__Job__: Read the material below and tally how many lines hold the word "color", giving the number and nothing else.

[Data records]
+++
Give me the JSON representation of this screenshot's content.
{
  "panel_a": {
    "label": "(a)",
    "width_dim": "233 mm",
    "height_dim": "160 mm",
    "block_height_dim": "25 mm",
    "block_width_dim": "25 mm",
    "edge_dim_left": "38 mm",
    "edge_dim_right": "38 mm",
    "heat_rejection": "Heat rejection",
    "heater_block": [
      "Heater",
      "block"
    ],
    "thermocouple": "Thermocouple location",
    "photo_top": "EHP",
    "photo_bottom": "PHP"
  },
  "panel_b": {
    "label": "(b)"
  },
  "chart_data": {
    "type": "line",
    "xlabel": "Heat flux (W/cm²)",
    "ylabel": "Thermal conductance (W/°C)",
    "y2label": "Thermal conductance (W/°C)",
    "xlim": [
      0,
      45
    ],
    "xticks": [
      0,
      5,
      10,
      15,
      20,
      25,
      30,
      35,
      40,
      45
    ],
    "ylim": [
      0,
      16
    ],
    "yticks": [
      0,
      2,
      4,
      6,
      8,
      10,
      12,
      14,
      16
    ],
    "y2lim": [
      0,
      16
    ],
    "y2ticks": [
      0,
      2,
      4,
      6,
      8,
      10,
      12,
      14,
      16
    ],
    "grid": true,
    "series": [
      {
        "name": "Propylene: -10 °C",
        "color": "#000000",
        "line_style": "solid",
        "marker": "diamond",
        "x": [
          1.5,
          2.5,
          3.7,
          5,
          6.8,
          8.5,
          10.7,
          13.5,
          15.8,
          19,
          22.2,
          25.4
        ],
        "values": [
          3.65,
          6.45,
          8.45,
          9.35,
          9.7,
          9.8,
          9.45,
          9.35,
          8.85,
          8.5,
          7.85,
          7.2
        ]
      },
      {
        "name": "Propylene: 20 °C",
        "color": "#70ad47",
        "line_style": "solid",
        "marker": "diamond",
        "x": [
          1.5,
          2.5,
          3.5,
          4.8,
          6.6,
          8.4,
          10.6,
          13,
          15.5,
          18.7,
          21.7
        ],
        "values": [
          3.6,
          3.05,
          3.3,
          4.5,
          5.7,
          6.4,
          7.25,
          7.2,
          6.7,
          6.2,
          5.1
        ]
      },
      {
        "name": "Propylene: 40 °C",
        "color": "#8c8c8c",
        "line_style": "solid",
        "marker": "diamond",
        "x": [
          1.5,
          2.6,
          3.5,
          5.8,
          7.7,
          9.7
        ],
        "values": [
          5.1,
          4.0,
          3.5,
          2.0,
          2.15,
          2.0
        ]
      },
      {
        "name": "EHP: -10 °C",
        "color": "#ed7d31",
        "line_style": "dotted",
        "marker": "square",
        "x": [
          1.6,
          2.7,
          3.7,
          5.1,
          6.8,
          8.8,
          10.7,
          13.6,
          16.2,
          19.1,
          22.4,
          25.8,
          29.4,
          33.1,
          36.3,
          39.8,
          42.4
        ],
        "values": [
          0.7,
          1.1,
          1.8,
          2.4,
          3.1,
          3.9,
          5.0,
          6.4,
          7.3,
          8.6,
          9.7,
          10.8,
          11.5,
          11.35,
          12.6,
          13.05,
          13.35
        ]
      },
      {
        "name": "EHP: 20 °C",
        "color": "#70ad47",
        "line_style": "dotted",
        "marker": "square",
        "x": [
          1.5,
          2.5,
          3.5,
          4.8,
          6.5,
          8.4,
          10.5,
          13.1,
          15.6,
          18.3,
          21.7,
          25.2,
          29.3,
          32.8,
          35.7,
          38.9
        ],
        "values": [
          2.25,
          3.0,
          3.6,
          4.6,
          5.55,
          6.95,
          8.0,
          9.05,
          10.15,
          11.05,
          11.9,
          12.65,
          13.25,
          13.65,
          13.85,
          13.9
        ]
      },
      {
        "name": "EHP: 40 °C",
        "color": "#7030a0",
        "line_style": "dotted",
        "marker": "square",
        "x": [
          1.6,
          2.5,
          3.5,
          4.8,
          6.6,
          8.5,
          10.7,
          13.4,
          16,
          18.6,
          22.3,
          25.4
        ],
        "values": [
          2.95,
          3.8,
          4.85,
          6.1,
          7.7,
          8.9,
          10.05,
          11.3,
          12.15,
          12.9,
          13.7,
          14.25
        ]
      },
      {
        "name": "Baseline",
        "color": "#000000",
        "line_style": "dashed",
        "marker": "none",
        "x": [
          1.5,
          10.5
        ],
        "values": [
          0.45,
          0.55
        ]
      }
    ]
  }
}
+++
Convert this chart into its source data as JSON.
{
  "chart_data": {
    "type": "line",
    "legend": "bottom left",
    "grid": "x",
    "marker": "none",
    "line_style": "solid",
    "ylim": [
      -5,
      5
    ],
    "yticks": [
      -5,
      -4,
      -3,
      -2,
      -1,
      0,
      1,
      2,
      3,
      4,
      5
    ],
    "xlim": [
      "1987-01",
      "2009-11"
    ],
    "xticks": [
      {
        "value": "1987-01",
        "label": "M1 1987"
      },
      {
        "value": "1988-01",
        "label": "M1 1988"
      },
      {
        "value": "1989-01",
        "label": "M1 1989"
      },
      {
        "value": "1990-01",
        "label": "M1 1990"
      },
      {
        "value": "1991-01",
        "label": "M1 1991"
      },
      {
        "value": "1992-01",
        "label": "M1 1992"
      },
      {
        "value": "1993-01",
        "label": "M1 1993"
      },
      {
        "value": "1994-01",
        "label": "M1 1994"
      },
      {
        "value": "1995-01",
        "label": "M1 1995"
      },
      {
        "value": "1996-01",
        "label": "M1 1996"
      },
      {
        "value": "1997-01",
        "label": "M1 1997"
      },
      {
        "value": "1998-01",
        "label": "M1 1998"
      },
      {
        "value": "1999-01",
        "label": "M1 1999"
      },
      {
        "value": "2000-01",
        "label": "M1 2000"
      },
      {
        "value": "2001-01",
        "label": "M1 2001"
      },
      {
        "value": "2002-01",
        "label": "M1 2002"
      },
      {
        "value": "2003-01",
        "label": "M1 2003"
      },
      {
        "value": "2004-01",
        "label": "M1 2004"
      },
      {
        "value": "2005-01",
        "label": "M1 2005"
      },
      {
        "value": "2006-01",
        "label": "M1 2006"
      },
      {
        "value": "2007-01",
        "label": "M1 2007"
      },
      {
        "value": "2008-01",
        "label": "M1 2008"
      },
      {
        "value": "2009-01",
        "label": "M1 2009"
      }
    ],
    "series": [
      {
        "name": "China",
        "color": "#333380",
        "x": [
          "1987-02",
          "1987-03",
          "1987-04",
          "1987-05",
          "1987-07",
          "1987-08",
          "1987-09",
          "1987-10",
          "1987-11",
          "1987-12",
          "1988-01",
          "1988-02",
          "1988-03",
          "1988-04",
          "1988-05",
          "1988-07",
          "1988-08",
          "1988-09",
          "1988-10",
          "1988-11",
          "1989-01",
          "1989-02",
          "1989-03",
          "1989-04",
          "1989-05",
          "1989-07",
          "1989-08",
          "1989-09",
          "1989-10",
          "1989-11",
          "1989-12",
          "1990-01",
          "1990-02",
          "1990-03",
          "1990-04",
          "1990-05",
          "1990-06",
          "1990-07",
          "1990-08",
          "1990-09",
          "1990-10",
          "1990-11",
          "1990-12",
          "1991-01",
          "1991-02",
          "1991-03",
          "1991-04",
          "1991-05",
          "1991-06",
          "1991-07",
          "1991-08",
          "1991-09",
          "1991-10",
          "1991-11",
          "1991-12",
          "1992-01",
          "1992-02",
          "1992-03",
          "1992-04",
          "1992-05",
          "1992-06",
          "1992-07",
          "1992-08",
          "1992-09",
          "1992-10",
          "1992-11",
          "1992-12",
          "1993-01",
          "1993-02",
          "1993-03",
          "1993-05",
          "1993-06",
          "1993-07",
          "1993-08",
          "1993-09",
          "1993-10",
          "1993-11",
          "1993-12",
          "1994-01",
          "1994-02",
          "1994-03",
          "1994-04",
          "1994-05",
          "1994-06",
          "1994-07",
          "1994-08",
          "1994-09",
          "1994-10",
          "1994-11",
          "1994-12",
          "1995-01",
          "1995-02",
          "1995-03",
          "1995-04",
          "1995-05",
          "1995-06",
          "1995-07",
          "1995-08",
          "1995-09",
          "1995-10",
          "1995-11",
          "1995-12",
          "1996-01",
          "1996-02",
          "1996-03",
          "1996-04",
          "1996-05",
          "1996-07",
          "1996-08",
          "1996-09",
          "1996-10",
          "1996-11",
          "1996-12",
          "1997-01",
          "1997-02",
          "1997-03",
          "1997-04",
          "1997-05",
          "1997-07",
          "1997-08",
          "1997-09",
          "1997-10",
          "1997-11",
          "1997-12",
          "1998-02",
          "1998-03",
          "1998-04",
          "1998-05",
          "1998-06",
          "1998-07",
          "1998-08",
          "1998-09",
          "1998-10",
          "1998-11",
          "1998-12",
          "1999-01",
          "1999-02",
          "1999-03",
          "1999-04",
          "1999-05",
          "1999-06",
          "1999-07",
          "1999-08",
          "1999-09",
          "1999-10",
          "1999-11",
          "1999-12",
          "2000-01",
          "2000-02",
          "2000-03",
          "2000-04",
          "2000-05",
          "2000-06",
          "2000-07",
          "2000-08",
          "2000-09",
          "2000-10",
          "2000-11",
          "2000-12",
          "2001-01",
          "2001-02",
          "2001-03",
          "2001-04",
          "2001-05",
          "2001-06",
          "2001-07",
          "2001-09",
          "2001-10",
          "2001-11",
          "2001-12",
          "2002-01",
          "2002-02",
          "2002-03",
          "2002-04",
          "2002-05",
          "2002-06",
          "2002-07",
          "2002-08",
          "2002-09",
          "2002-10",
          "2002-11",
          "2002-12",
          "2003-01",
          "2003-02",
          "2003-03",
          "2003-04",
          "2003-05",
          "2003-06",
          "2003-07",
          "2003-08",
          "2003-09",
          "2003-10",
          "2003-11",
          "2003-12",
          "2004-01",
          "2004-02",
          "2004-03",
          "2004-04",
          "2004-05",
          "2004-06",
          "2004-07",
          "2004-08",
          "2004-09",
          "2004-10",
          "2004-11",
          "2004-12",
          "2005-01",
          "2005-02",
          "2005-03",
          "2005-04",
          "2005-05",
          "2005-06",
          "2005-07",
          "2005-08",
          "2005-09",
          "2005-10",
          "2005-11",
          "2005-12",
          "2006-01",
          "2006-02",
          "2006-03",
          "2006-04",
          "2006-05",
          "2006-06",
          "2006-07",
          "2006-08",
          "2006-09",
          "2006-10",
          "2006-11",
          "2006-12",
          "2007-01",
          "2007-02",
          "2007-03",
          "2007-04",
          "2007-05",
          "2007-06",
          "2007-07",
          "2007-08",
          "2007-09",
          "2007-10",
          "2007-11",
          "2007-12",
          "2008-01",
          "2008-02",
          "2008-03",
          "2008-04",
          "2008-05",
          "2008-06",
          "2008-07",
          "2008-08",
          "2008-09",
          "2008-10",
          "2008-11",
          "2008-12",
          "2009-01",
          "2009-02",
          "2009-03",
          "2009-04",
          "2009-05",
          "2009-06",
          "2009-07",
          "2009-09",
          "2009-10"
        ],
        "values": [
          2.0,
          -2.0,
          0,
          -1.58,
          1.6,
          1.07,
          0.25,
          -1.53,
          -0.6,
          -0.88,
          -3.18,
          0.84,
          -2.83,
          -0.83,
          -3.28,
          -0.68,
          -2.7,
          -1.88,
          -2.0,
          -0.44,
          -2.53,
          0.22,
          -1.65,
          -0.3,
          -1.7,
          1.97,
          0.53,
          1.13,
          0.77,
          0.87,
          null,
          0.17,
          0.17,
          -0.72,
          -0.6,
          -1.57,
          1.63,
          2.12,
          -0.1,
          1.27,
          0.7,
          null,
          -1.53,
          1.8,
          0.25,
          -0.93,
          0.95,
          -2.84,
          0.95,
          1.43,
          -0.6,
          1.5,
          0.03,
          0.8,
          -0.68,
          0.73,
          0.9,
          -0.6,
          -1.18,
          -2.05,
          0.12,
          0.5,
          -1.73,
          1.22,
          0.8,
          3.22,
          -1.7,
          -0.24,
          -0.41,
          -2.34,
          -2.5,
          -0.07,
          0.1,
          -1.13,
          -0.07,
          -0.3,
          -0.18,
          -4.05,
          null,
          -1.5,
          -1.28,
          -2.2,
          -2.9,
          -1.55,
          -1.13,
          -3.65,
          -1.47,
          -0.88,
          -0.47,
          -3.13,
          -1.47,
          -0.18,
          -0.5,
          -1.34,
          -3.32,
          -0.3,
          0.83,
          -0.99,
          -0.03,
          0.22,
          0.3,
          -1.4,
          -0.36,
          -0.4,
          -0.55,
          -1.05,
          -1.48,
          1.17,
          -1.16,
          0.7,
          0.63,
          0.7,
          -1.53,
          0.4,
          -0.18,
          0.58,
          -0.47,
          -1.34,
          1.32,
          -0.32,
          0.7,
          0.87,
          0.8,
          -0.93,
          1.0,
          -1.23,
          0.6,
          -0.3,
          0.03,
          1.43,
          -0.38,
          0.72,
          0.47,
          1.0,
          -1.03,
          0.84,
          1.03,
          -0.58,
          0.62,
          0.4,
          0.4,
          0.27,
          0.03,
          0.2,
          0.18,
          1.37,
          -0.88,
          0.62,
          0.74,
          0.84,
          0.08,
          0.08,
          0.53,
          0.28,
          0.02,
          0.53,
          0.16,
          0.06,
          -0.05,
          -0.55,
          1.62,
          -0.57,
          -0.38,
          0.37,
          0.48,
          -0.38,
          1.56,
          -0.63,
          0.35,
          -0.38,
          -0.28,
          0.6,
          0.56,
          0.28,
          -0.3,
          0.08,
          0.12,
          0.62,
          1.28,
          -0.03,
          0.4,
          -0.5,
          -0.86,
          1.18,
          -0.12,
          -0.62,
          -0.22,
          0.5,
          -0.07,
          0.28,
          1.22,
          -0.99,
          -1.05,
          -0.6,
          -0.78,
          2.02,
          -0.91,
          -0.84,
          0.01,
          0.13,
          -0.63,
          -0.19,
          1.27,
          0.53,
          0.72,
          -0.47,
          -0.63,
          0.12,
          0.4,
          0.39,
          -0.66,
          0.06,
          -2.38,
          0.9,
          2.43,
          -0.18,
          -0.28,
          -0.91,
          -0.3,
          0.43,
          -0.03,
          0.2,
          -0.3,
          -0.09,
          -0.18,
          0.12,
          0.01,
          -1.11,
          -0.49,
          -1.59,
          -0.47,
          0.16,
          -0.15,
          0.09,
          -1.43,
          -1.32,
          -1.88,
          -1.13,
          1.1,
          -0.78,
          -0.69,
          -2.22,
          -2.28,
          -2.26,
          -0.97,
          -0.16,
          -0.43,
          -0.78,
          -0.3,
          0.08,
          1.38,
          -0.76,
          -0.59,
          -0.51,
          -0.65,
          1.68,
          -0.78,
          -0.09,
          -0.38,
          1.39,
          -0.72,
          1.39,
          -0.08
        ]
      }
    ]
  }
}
+++
__Result__: 8